■ **작업 내용**:
데이터의 첫 줄부터 "text-line: avoient été" 문구가 들어 있는 줄까지, 처음과 끝 줄을 모두 포함해 그대로 복사하세요.

[데이터셋 항목]
+++

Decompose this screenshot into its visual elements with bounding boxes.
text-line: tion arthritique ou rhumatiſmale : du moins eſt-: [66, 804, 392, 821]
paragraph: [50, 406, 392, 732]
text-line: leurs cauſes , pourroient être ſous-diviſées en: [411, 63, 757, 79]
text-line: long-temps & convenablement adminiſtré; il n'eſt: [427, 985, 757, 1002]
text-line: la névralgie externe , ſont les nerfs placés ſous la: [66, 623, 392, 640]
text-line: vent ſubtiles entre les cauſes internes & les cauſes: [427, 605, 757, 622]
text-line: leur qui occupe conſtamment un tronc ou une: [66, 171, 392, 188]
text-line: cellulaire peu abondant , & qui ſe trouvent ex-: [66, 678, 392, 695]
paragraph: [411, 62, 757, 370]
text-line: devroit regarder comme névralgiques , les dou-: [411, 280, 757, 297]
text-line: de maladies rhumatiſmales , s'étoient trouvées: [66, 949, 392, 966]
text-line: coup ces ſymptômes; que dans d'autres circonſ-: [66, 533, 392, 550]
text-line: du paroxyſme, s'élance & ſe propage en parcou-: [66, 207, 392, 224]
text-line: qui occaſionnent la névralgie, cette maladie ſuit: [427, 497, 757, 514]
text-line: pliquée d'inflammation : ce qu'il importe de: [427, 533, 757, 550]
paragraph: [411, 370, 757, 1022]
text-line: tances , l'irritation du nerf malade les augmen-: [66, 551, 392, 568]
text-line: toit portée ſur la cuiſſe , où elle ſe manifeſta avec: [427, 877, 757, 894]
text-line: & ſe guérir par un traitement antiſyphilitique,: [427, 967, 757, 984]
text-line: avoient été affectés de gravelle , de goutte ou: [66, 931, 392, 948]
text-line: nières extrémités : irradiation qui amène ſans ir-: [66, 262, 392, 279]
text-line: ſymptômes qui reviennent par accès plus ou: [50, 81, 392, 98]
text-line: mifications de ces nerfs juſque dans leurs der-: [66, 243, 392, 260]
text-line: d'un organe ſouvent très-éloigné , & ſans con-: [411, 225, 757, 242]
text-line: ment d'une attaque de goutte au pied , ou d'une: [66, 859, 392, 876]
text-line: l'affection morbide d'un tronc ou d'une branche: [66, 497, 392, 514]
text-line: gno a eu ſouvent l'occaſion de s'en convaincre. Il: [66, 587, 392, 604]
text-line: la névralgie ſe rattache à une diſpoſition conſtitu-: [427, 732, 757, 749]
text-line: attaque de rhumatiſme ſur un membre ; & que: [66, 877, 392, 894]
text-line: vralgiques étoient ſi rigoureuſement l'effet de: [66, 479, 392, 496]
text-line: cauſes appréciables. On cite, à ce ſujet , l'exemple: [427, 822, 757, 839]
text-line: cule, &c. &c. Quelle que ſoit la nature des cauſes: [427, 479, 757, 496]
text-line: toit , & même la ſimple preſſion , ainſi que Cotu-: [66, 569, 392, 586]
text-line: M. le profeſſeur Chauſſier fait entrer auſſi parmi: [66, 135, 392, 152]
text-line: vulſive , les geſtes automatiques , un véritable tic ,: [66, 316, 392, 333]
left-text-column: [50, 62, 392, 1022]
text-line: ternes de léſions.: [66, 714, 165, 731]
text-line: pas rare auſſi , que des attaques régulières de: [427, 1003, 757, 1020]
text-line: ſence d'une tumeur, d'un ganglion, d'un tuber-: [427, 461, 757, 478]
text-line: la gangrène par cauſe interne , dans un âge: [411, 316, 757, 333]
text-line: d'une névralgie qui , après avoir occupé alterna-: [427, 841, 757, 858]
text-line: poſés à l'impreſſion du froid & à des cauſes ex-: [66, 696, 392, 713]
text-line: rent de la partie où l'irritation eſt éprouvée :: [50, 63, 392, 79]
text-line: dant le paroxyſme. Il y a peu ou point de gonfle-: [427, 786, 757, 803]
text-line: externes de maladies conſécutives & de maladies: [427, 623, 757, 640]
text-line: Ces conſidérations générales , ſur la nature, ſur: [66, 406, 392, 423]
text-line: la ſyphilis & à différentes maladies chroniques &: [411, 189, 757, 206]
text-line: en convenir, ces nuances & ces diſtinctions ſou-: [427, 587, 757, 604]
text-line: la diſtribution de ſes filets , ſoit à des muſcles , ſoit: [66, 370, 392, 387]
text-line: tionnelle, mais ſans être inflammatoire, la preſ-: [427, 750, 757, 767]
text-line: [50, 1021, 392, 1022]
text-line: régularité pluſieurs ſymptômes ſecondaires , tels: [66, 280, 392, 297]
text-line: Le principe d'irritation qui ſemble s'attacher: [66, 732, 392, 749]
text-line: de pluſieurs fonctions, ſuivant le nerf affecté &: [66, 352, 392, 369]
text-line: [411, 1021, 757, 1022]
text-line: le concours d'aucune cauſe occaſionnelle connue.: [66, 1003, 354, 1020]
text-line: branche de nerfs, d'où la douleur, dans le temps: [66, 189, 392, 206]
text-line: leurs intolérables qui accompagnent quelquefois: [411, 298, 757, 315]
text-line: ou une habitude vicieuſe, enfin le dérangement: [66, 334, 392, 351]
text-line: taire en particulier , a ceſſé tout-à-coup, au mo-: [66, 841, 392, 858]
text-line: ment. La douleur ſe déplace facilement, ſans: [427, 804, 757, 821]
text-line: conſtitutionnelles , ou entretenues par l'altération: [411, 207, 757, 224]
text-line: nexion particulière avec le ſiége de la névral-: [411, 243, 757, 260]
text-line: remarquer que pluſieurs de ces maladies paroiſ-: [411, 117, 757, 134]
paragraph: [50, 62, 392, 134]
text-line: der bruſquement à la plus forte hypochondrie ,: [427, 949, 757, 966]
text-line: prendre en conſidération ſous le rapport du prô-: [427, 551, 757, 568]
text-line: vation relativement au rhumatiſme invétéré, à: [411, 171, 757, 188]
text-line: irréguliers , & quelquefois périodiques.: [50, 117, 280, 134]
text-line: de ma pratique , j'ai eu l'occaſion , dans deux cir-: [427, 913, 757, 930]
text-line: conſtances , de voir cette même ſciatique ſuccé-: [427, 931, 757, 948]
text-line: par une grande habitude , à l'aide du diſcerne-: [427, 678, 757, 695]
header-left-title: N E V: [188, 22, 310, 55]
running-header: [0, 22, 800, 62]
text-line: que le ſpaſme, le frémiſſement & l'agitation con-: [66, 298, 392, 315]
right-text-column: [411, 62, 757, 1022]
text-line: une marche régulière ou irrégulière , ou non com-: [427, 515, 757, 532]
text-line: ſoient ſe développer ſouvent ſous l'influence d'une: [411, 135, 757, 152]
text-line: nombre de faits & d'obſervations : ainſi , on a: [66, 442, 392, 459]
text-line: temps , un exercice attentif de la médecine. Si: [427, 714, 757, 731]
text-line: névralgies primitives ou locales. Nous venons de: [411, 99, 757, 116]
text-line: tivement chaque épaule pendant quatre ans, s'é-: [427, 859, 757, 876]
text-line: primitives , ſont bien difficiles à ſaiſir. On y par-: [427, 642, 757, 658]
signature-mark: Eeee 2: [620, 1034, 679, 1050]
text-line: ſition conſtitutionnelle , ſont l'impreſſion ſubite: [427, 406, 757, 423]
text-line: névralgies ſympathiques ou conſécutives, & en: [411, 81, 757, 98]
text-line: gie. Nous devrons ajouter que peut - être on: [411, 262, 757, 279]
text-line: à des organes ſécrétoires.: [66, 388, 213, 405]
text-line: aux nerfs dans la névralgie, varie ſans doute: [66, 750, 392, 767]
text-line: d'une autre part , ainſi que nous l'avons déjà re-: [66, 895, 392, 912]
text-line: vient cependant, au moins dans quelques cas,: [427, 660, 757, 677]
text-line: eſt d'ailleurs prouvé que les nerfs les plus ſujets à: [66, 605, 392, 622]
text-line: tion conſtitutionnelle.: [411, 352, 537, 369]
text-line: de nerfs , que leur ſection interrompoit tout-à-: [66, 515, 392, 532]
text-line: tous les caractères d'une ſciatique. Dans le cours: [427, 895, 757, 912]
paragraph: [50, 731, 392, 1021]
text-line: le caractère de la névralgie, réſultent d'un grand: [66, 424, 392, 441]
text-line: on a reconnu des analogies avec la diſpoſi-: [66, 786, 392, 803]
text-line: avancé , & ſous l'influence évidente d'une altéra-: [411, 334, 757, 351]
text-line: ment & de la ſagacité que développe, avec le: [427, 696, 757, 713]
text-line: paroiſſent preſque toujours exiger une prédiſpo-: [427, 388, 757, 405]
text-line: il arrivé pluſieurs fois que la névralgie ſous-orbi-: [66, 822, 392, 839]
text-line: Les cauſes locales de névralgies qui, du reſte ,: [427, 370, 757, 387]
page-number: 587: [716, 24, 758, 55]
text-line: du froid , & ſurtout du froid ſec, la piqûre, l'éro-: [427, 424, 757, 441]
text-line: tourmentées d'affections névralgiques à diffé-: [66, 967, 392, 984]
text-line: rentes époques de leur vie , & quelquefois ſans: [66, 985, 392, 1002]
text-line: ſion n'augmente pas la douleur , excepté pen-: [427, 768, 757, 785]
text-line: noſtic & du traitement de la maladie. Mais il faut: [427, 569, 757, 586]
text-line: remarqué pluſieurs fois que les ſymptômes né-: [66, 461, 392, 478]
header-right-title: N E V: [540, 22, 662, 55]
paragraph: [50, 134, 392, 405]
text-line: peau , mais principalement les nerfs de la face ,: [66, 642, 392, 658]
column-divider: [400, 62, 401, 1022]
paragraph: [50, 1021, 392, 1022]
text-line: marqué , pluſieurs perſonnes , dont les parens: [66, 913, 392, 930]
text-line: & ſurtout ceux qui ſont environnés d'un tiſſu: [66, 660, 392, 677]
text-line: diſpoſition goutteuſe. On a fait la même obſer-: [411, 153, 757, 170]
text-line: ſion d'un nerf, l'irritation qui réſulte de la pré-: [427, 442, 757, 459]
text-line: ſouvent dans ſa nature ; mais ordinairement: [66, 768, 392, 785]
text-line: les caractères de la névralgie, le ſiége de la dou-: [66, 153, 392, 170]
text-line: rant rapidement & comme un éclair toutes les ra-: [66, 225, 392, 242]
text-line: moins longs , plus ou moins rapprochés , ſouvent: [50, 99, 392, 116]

+++

■ **결과물**:
Decompose this screenshot into its visual elements with bounding boxes.
text-line: tion arthritique ou rhumatiſmale : du moins eſt-: [66, 804, 392, 821]
paragraph: [50, 406, 392, 732]
text-line: leurs cauſes , pourroient être ſous-diviſées en: [411, 63, 757, 79]
text-line: long-temps & convenablement adminiſtré; il n'eſt: [427, 985, 757, 1002]
text-line: la névralgie externe , ſont les nerfs placés ſous la: [66, 623, 392, 640]
text-line: vent ſubtiles entre les cauſes internes & les cauſes: [427, 605, 757, 622]
text-line: leur qui occupe conſtamment un tronc ou une: [66, 171, 392, 188]
text-line: cellulaire peu abondant , & qui ſe trouvent ex-: [66, 678, 392, 695]
paragraph: [411, 62, 757, 370]
text-line: devroit regarder comme névralgiques , les dou-: [411, 280, 757, 297]
text-line: de maladies rhumatiſmales , s'étoient trouvées: [66, 949, 392, 966]
text-line: coup ces ſymptômes; que dans d'autres circonſ-: [66, 533, 392, 550]
text-line: du paroxyſme, s'élance & ſe propage en parcou-: [66, 207, 392, 224]
text-line: qui occaſionnent la névralgie, cette maladie ſuit: [427, 497, 757, 514]
text-line: pliquée d'inflammation : ce qu'il importe de: [427, 533, 757, 550]
paragraph: [411, 370, 757, 1022]
text-line: tances , l'irritation du nerf malade les augmen-: [66, 551, 392, 568]
text-line: toit portée ſur la cuiſſe , où elle ſe manifeſta avec: [427, 877, 757, 894]
text-line: & ſe guérir par un traitement antiſyphilitique,: [427, 967, 757, 984]
text-line: avoient été affectés de gravelle , de goutte ou: [66, 931, 392, 948]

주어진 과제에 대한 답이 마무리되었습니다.